Collection entries

....................

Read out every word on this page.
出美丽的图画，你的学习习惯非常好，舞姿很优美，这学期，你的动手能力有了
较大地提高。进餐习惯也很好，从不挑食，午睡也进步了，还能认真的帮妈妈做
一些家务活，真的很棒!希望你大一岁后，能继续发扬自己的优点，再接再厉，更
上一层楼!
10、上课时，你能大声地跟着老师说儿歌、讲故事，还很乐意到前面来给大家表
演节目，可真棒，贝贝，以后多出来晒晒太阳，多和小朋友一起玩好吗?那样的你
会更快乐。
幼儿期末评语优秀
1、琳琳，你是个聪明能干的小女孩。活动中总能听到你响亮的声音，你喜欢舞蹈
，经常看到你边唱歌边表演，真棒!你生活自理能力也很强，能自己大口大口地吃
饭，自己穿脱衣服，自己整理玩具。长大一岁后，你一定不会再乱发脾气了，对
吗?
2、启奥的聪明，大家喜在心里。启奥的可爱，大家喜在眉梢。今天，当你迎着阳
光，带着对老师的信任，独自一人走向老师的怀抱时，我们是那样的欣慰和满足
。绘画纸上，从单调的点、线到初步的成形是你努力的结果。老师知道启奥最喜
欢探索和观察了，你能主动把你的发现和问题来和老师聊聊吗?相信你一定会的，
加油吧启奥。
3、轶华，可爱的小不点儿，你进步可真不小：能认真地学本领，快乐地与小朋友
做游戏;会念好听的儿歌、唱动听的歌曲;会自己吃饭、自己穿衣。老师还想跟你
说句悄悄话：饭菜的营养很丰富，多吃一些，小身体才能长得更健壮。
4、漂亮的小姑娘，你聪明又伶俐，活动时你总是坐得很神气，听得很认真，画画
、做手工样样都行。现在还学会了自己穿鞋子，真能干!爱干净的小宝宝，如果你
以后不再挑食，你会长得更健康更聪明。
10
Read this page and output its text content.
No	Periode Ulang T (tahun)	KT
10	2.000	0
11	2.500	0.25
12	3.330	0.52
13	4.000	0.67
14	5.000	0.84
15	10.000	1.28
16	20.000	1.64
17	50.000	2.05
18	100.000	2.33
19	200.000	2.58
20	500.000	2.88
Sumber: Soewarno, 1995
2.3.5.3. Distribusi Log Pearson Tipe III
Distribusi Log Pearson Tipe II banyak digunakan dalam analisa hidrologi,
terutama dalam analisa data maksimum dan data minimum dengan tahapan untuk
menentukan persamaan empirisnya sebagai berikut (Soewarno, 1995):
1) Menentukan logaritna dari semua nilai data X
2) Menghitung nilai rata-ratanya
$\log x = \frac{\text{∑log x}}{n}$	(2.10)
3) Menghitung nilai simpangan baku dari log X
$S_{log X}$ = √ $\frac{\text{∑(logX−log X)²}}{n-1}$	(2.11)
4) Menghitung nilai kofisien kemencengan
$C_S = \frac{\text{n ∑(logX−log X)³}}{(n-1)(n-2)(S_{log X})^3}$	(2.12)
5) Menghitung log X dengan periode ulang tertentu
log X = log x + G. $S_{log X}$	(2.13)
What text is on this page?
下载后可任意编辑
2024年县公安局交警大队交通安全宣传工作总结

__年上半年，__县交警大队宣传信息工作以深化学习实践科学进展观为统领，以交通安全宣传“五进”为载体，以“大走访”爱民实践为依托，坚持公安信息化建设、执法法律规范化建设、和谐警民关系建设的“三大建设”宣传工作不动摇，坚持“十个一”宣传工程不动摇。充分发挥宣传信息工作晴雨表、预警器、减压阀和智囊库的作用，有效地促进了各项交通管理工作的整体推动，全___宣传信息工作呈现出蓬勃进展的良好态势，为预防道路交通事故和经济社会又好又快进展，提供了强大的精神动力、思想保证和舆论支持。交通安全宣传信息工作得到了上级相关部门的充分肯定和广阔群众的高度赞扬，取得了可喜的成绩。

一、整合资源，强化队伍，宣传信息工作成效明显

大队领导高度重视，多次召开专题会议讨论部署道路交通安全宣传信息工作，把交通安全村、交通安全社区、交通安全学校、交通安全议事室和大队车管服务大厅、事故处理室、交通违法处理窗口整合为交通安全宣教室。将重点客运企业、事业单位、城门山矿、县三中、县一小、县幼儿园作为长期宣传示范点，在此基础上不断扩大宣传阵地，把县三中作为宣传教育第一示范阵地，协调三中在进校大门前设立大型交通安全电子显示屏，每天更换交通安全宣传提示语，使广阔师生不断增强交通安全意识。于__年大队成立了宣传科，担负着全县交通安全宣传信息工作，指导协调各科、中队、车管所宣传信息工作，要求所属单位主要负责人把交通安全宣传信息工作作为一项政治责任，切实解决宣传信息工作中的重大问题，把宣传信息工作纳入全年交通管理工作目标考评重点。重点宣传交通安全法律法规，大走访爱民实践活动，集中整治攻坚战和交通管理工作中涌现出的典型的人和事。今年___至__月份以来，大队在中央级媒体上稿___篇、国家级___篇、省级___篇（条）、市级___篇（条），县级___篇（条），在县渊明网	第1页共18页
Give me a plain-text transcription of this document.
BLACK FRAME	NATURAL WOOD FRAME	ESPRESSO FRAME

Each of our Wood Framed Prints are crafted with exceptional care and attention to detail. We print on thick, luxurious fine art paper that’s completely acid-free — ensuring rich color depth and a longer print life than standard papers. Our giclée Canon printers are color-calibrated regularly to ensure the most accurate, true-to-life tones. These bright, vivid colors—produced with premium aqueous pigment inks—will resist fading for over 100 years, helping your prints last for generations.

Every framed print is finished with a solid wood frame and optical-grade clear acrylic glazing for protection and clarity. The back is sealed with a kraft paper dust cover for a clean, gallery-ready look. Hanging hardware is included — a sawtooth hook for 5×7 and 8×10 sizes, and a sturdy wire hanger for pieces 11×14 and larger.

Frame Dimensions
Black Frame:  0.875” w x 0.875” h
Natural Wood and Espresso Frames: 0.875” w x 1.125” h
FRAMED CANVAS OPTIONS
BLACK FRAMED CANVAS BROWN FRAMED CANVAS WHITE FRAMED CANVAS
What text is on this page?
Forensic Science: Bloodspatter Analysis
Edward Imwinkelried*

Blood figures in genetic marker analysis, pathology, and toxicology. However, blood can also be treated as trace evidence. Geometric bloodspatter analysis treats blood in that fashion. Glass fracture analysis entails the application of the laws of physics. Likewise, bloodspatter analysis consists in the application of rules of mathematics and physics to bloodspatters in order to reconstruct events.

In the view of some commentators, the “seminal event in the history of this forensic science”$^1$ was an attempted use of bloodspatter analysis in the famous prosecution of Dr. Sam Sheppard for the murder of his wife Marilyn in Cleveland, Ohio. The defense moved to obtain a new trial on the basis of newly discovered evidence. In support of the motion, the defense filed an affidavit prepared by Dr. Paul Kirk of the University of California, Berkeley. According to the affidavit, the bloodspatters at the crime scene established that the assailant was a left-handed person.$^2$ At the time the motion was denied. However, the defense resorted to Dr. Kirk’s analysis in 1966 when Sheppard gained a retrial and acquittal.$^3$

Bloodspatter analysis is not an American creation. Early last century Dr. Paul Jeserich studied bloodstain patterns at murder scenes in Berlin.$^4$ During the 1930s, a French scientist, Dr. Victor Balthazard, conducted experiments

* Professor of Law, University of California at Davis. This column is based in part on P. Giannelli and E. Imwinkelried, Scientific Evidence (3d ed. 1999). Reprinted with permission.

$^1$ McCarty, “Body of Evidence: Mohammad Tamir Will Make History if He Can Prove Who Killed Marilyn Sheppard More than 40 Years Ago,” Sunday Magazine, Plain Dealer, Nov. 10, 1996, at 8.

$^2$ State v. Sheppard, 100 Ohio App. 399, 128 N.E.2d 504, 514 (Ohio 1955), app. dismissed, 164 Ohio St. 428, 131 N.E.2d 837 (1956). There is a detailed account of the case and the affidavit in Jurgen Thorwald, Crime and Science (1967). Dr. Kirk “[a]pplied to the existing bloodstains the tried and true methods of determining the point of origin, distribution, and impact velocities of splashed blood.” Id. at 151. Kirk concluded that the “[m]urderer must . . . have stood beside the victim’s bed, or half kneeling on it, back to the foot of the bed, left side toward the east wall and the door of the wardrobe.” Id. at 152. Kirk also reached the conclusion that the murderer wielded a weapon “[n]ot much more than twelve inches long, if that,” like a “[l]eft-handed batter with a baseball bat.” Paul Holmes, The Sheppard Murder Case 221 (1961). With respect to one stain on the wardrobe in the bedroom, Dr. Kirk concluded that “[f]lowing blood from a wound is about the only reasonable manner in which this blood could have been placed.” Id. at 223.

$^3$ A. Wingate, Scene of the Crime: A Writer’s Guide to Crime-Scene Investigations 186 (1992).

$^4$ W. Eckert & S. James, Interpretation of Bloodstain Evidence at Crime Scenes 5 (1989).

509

....................

§ **GIVEN TASK**
Report every line containing the word "analisa" from the listing above.

§ **RIGHT ANSWER**
Distribusi Log Pearson Tipe II banyak digunakan dalam analisa hidrologi,
terutama dalam analisa data maksimum dan data minimum dengan tahapan untuk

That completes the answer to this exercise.